Stored records:
>> begin

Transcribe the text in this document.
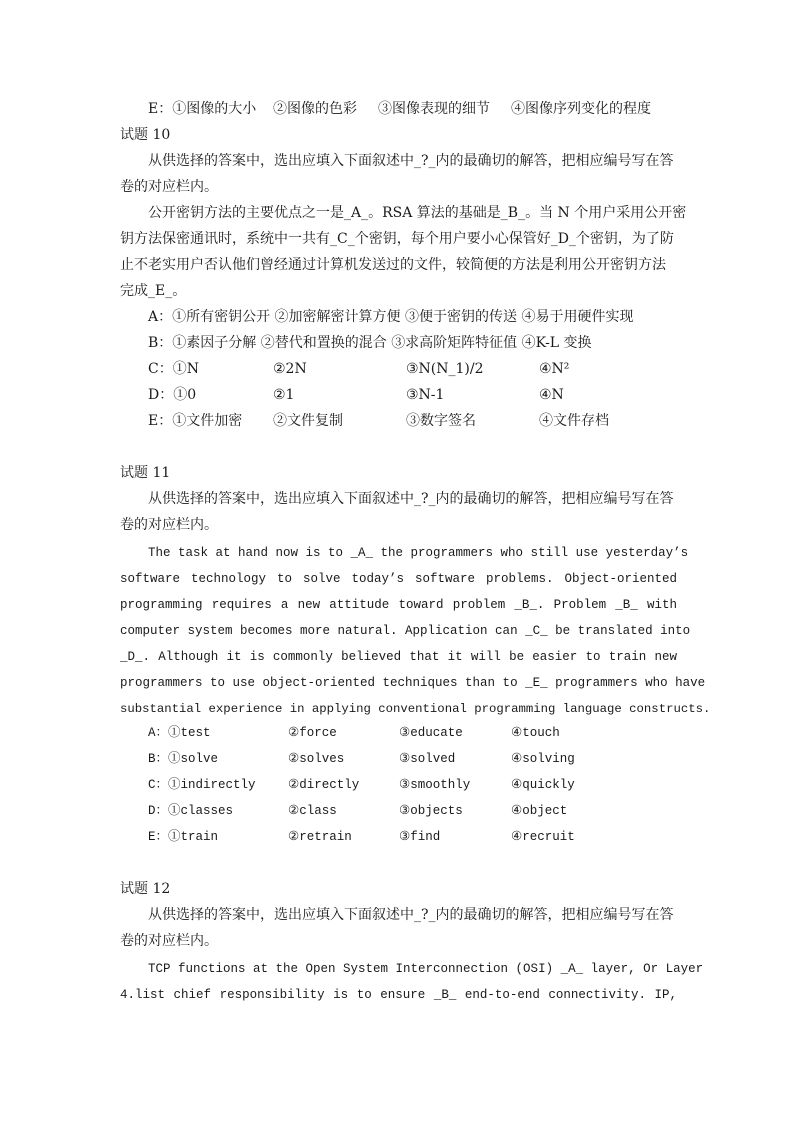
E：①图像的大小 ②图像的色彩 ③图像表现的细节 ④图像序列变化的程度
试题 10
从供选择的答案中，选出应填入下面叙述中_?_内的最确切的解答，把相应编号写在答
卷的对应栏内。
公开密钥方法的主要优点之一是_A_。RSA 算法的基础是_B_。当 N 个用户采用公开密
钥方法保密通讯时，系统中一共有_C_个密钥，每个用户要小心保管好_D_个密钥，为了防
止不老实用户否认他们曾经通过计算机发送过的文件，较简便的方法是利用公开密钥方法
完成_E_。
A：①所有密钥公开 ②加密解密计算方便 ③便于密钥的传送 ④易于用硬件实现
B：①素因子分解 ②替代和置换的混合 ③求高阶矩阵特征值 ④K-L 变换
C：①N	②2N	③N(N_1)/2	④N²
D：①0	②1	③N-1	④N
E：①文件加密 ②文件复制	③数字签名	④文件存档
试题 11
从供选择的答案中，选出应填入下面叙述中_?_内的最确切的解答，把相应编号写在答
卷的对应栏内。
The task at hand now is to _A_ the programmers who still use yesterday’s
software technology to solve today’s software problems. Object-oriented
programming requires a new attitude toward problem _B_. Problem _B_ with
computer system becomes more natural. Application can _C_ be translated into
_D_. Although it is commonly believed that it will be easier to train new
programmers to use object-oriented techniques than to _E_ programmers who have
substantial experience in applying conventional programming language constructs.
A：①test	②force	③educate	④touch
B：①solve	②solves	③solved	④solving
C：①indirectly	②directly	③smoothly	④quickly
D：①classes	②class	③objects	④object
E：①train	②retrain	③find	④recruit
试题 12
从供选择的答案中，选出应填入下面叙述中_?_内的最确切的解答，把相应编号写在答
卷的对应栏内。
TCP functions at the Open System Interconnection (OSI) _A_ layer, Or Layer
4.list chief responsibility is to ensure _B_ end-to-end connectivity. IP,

>> end
>> begin

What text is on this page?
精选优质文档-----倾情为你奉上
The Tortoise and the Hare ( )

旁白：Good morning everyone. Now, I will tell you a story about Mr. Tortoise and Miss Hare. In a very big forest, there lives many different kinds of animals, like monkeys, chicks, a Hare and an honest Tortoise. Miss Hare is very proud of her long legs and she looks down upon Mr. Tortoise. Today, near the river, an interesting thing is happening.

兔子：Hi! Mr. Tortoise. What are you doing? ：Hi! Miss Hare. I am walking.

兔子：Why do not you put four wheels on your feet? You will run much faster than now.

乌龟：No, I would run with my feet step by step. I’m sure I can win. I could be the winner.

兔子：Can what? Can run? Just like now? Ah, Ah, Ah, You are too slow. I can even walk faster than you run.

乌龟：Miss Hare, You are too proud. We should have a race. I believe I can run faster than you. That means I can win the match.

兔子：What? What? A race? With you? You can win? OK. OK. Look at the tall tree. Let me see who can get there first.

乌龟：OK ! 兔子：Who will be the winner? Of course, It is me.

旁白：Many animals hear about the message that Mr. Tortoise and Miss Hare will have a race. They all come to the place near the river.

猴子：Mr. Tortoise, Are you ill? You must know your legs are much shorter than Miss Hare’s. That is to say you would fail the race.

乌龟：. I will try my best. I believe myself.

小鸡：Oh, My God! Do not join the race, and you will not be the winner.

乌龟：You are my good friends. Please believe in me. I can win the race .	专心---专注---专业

>> end
>> begin

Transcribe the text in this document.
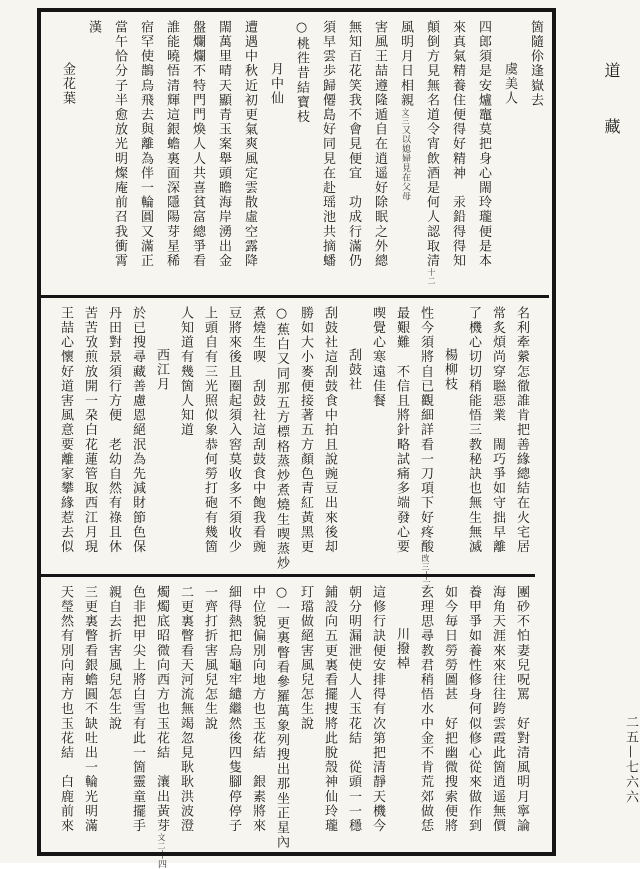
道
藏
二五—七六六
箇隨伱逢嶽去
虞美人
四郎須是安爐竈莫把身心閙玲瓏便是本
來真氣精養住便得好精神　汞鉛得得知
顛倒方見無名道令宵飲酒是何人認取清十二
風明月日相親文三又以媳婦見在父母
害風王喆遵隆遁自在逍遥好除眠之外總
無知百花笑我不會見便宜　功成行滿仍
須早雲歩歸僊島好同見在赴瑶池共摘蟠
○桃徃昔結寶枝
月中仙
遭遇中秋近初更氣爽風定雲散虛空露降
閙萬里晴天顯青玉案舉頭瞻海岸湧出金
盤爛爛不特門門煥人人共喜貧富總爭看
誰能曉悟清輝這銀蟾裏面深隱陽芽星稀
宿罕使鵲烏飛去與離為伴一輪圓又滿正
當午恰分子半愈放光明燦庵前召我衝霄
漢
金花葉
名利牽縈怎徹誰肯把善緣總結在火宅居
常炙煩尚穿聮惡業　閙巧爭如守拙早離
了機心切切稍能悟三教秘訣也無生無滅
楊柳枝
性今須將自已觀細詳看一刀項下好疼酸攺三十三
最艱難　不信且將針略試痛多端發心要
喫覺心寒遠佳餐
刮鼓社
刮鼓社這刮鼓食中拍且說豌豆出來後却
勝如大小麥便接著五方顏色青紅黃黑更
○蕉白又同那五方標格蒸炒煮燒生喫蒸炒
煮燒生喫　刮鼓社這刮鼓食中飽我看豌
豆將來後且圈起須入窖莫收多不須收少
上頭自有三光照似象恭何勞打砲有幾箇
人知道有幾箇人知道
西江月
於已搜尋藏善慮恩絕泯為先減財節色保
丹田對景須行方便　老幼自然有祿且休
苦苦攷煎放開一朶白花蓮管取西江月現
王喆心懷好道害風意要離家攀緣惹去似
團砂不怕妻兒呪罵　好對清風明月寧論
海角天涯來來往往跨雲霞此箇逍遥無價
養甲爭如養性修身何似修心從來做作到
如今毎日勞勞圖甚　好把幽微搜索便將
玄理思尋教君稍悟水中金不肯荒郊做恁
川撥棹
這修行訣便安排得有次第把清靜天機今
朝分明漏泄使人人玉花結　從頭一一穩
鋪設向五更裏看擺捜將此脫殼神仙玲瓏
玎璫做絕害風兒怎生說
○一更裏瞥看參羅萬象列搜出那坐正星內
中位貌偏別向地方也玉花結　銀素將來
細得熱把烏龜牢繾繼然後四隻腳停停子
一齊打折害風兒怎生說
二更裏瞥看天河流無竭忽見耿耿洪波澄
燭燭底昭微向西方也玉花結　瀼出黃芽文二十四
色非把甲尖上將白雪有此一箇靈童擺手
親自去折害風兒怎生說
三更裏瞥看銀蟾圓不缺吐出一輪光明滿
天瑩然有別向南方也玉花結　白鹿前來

>> end

§ **CHALLENGE**
Copy each line above where the string "winner" occurs.

§ **TASK SOLUTION**
乌龟：No, I would run with my feet step by step. I’m sure I can win. I could be the winner.
乌龟：OK ! 兔子：Who will be the winner? Of course, It is me.
小鸡：Oh, My God! Do not join the race, and you will not be the winner.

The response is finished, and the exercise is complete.